Work instructions: Quote every line of the material beneath this one.
━━━━━━━━
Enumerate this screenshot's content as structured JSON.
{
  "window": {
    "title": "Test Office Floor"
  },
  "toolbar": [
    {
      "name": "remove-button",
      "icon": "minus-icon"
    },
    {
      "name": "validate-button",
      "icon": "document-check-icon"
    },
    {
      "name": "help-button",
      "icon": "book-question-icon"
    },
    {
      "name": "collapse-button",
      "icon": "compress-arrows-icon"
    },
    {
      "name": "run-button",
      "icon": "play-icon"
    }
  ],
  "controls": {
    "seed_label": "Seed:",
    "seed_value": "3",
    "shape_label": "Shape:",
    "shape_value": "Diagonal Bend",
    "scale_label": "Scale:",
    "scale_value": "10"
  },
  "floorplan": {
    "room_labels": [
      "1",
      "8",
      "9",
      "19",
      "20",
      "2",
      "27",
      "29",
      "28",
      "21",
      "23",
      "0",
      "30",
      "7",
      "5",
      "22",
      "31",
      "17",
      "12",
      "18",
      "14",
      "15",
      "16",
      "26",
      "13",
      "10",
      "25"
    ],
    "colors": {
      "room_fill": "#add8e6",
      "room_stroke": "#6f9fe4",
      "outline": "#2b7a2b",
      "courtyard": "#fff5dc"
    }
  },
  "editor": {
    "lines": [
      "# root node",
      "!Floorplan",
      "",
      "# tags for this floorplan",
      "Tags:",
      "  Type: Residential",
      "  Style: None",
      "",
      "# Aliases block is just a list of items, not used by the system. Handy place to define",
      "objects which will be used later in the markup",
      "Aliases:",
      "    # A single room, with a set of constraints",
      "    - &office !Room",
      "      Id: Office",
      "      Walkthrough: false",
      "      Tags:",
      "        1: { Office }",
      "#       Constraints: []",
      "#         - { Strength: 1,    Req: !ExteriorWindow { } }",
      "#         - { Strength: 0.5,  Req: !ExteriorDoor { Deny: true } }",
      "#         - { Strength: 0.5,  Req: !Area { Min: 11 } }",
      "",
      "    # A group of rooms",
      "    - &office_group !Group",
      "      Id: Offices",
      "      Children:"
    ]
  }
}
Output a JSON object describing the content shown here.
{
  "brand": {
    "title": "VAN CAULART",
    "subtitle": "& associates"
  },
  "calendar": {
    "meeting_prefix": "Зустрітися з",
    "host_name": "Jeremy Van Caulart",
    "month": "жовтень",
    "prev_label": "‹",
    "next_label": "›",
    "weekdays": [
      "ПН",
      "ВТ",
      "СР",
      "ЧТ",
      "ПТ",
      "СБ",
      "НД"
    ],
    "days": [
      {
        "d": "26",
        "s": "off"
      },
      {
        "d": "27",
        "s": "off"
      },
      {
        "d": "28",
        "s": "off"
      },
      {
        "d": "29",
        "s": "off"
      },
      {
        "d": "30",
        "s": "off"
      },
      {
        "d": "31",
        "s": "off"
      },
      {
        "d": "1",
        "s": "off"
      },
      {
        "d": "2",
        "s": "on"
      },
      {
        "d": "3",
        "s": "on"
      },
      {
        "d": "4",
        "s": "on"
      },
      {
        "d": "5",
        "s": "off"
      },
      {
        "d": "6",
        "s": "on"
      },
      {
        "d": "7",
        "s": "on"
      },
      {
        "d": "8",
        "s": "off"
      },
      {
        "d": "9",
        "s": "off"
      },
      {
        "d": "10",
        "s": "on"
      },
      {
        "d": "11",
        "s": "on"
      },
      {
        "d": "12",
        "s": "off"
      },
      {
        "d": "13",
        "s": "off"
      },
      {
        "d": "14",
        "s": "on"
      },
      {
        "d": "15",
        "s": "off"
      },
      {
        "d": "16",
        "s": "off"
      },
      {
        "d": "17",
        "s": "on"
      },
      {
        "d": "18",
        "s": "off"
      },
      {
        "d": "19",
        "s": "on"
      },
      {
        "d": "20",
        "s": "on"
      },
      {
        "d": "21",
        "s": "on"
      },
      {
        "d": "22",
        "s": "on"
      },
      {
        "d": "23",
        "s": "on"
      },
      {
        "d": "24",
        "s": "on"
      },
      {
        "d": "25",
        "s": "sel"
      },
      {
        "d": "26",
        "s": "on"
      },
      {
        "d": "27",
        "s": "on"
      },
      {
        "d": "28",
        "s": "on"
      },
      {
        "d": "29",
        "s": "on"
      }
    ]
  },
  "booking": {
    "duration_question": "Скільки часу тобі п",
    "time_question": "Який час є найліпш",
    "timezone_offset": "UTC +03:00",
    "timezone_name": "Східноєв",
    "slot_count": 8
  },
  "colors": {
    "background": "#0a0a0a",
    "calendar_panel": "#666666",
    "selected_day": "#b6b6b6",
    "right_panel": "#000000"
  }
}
━━━━━━━━
Answer below:
Enumerate this screenshot's content as structured JSON.
{
  "window": {
    "title": "Test Office Floor"
  },
  "toolbar": [
    {
      "name": "remove-button",
      "icon": "minus-icon"
    },
    {
      "name": "validate-button",
      "icon": "document-check-icon"
    },
    {
      "name": "help-button",
      "icon": "book-question-icon"
    },
    {
      "name": "collapse-button",
      "icon": "compress-arrows-icon"
    },
    {
      "name": "run-button",
      "icon": "play-icon"
    }
  ],
  "controls": {
    "seed_label": "Seed:",
    "seed_value": "3",
    "shape_label": "Shape:",
    "shape_value": "Diagonal Bend",
    "scale_label": "Scale:",
    "scale_value": "10"
  },
  "floorplan": {
    "room_labels": [
      "1",
      "8",
      "9",
      "19",
      "20",
      "2",
      "27",
      "29",
      "28",
      "21",
      "23",
      "0",
      "30",
      "7",
      "5",
      "22",
      "31",
      "17",
      "12",
      "18",
      "14",
      "15",
      "16",
      "26",
      "13",
      "10",
      "25"
    ],
    "colors": {
      "room_fill": "#add8e6",
      "room_stroke": "#6f9fe4",
      "outline": "#2b7a2b",
      "courtyard": "#fff5dc"
    }
  },
  "editor": {
    "lines": [
      "# root node",
      "!Floorplan",
      "",
      "# tags for this floorplan",
      "Tags:",
      "  Type: Residential",
      "  Style: None",
      "",
      "# Aliases block is just a list of items, not used by the system. Handy place to define",
      "objects which will be used later in the markup",
      "Aliases:",
      "    # A single room, with a set of constraints",
      "    - &office !Room",
      "      Id: Office",
      "      Walkthrough: false",
      "      Tags:",
      "        1: { Office }",
      "#       Constraints: []",
      "#         - { Strength: 1,    Req: !ExteriorWindow { } }",
      "#         - { Strength: 0.5,  Req: !ExteriorDoor { Deny: true } }",
      "#         - { Strength: 0.5,  Req: !Area { Min: 11 } }",
      "",
      "    # A group of rooms",
      "    - &office_group !Group",
      "      Id: Offices",
      "      Children:"
    ]
  }
}
Output a JSON object describing the content shown here.
{
  "brand": {
    "title": "VAN CAULART",
    "subtitle": "& associates"
  },
  "calendar": {
    "meeting_prefix": "Зустрітися з",
    "host_name": "Jeremy Van Caulart",
    "month": "жовтень",
    "prev_label": "‹",
    "next_label": "›",
    "weekdays": [
      "ПН",
      "ВТ",
      "СР",
      "ЧТ",
      "ПТ",
      "СБ",
      "НД"
    ],
    "days": [
      {
        "d": "26",
        "s": "off"
      },
      {
        "d": "27",
        "s": "off"
      },
      {
        "d": "28",
        "s": "off"
      },
      {
        "d": "29",
        "s": "off"
      },
      {
        "d": "30",
        "s": "off"
      },
      {
        "d": "31",
        "s": "off"
      },
      {
        "d": "1",
        "s": "off"
      },
      {
        "d": "2",
        "s": "on"
      },
      {
        "d": "3",
        "s": "on"
      },
      {
        "d": "4",
        "s": "on"
      },
      {
        "d": "5",
        "s": "off"
      },
      {
        "d": "6",
        "s": "on"
      },
      {
        "d": "7",
        "s": "on"
      },
      {
        "d": "8",
        "s": "off"
      },
      {
        "d": "9",
        "s": "off"
      },
      {
        "d": "10",
        "s": "on"
      },
      {
        "d": "11",
        "s": "on"
      },
      {
        "d": "12",
        "s": "off"
      },
      {
        "d": "13",
        "s": "off"
      },
      {
        "d": "14",
        "s": "on"
      },
      {
        "d": "15",
        "s": "off"
      },
      {
        "d": "16",
        "s": "off"
      },
      {
        "d": "17",
        "s": "on"
      },
      {
        "d": "18",
        "s": "off"
      },
      {
        "d": "19",
        "s": "on"
      },
      {
        "d": "20",
        "s": "on"
      },
      {
        "d": "21",
        "s": "on"
      },
      {
        "d": "22",
        "s": "on"
      },
      {
        "d": "23",
        "s": "on"
      },
      {
        "d": "24",
        "s": "on"
      },
      {
        "d": "25",
        "s": "sel"
      },
      {
        "d": "26",
        "s": "on"
      },
      {
        "d": "27",
        "s": "on"
      },
      {
        "d": "28",
        "s": "on"
      },
      {
        "d": "29",
        "s": "on"
      }
    ]
  },
  "booking": {
    "duration_question": "Скільки часу тобі п",
    "time_question": "Який час є найліпш",
    "timezone_offset": "UTC +03:00",
    "timezone_name": "Східноєв",
    "slot_count": 8
  },
  "colors": {
    "background": "#0a0a0a",
    "calendar_panel": "#666666",
    "selected_day": "#b6b6b6",
    "right_panel": "#000000"
  }
}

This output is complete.